» Stored rows
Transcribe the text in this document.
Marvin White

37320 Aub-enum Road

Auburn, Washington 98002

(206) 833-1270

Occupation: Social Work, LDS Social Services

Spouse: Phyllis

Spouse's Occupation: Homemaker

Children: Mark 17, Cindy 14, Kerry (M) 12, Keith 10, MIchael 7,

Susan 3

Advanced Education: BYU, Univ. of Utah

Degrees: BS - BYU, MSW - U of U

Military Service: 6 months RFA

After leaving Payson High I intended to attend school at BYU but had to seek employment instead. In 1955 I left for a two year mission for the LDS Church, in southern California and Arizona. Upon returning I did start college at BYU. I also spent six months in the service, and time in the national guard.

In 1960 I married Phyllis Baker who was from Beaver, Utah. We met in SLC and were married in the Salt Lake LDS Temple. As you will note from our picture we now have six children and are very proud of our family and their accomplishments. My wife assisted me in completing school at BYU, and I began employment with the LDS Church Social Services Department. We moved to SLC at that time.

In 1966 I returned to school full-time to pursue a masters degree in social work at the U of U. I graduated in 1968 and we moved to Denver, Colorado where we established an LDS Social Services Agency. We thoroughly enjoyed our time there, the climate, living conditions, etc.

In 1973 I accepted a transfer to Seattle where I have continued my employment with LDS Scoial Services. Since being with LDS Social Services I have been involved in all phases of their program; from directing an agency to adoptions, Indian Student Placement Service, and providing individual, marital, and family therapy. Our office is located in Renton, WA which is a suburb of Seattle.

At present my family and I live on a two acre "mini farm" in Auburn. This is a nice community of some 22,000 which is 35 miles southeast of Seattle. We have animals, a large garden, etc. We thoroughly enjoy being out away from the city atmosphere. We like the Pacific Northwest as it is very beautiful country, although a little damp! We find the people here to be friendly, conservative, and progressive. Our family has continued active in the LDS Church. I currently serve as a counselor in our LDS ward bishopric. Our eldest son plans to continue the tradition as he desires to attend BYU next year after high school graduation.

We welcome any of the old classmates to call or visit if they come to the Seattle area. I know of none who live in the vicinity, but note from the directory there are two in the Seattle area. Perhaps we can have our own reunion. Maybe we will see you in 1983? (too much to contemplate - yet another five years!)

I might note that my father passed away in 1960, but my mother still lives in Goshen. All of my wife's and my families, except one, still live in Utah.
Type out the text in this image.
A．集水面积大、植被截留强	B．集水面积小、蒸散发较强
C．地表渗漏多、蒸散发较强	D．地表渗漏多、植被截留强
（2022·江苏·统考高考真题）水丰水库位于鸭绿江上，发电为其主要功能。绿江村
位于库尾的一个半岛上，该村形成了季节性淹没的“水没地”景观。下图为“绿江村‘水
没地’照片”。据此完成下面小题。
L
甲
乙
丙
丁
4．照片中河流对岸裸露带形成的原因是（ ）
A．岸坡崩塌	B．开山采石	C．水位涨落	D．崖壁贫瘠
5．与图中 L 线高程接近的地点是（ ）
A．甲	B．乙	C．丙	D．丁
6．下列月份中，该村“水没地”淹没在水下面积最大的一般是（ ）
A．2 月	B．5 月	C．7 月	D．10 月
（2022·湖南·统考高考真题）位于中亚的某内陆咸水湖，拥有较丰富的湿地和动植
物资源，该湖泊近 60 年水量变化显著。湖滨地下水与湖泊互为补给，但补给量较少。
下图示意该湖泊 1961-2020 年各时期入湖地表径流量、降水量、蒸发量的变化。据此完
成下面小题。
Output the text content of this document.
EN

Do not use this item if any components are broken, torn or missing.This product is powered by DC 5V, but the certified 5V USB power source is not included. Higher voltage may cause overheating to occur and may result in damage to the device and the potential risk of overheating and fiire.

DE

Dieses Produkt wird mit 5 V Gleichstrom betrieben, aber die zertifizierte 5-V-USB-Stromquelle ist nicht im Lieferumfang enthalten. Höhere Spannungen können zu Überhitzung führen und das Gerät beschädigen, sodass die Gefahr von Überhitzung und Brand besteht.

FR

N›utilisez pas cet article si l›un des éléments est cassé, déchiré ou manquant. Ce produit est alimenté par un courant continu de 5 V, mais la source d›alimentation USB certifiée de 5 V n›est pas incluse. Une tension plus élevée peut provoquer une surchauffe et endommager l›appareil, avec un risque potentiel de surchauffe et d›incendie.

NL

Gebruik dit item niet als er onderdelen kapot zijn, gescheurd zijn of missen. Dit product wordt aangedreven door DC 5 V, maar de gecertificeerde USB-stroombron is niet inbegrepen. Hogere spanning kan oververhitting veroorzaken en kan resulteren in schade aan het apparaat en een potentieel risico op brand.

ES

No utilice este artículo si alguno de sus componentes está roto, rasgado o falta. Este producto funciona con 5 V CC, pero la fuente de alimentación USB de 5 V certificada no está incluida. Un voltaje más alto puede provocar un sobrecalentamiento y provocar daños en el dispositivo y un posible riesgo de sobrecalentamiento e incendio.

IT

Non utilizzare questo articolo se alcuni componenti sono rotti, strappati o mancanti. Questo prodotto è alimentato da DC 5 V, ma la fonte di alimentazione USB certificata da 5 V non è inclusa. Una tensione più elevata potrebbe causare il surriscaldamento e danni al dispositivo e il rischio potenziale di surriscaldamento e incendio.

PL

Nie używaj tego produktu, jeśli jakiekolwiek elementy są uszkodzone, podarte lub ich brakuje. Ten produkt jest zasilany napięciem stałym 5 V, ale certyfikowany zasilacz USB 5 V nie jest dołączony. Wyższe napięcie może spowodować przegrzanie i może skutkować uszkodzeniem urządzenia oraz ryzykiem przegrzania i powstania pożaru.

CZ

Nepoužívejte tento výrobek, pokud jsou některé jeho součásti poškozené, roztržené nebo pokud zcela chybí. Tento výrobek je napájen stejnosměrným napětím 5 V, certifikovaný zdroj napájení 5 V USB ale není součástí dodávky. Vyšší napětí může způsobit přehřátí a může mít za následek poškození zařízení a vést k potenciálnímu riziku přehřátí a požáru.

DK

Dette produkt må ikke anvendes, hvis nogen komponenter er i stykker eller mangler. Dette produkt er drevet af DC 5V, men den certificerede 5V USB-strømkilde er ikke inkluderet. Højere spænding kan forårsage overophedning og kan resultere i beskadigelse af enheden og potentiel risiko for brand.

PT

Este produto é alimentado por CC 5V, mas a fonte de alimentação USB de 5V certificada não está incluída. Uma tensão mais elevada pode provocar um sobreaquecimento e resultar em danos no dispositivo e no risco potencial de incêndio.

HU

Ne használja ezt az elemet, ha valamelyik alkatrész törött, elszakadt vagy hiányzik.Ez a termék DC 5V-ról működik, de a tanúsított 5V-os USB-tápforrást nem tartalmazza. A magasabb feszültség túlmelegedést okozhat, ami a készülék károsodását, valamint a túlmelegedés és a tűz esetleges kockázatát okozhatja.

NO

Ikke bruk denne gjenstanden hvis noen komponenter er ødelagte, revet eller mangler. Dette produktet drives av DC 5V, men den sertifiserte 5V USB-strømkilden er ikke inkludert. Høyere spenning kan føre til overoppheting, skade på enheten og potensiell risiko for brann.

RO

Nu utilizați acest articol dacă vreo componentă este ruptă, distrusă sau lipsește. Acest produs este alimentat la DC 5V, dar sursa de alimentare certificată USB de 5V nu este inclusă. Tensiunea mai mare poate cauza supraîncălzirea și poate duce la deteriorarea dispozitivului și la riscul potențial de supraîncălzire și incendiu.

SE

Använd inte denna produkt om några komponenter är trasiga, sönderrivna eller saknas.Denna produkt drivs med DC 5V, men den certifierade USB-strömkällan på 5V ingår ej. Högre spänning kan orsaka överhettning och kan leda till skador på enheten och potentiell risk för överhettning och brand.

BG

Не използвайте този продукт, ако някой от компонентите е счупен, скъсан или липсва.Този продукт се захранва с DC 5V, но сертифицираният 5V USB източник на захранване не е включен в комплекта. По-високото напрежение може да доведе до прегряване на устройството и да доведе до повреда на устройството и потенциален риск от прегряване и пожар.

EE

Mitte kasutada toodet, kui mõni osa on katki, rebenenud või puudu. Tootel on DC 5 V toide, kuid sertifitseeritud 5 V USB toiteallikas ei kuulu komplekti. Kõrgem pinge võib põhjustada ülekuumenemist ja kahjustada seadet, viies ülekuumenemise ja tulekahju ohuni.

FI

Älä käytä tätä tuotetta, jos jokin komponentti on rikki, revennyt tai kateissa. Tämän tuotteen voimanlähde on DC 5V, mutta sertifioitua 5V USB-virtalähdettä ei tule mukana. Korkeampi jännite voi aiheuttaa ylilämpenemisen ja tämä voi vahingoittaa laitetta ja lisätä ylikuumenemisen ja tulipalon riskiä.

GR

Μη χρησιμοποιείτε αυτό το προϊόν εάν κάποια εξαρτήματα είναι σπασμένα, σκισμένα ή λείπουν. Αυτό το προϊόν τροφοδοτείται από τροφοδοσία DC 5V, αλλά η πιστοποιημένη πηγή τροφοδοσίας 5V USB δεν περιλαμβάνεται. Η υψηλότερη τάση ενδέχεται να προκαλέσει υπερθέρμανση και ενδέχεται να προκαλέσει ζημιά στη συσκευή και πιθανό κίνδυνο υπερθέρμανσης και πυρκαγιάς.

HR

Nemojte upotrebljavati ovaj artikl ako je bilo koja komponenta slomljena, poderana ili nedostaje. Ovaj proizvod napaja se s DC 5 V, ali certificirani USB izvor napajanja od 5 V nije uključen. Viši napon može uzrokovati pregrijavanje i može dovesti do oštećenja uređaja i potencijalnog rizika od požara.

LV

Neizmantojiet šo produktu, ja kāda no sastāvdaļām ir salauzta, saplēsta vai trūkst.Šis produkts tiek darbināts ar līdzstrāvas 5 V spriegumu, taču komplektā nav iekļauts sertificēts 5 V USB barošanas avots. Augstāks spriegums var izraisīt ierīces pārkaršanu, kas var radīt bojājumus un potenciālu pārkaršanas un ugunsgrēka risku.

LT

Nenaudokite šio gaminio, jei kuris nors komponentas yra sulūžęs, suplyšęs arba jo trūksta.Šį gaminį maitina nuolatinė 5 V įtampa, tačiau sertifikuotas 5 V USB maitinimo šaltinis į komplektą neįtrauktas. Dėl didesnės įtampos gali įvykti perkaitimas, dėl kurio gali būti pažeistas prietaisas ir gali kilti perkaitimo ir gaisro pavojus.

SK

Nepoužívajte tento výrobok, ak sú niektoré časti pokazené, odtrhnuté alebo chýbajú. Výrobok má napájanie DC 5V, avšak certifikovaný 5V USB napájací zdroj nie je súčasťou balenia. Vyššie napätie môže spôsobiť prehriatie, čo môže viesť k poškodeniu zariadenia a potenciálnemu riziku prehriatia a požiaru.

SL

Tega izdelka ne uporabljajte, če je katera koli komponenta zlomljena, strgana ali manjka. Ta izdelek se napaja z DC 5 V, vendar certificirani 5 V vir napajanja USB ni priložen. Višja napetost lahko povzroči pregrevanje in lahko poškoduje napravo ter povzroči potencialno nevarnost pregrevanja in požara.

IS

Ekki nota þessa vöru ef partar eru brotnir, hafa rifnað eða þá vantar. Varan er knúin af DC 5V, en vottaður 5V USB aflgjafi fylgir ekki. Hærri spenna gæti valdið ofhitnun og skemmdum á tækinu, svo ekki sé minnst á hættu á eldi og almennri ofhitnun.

» Prompt
Going through the entries above, tally each line that has the word "document". Answer with the number only.

» The completed task
2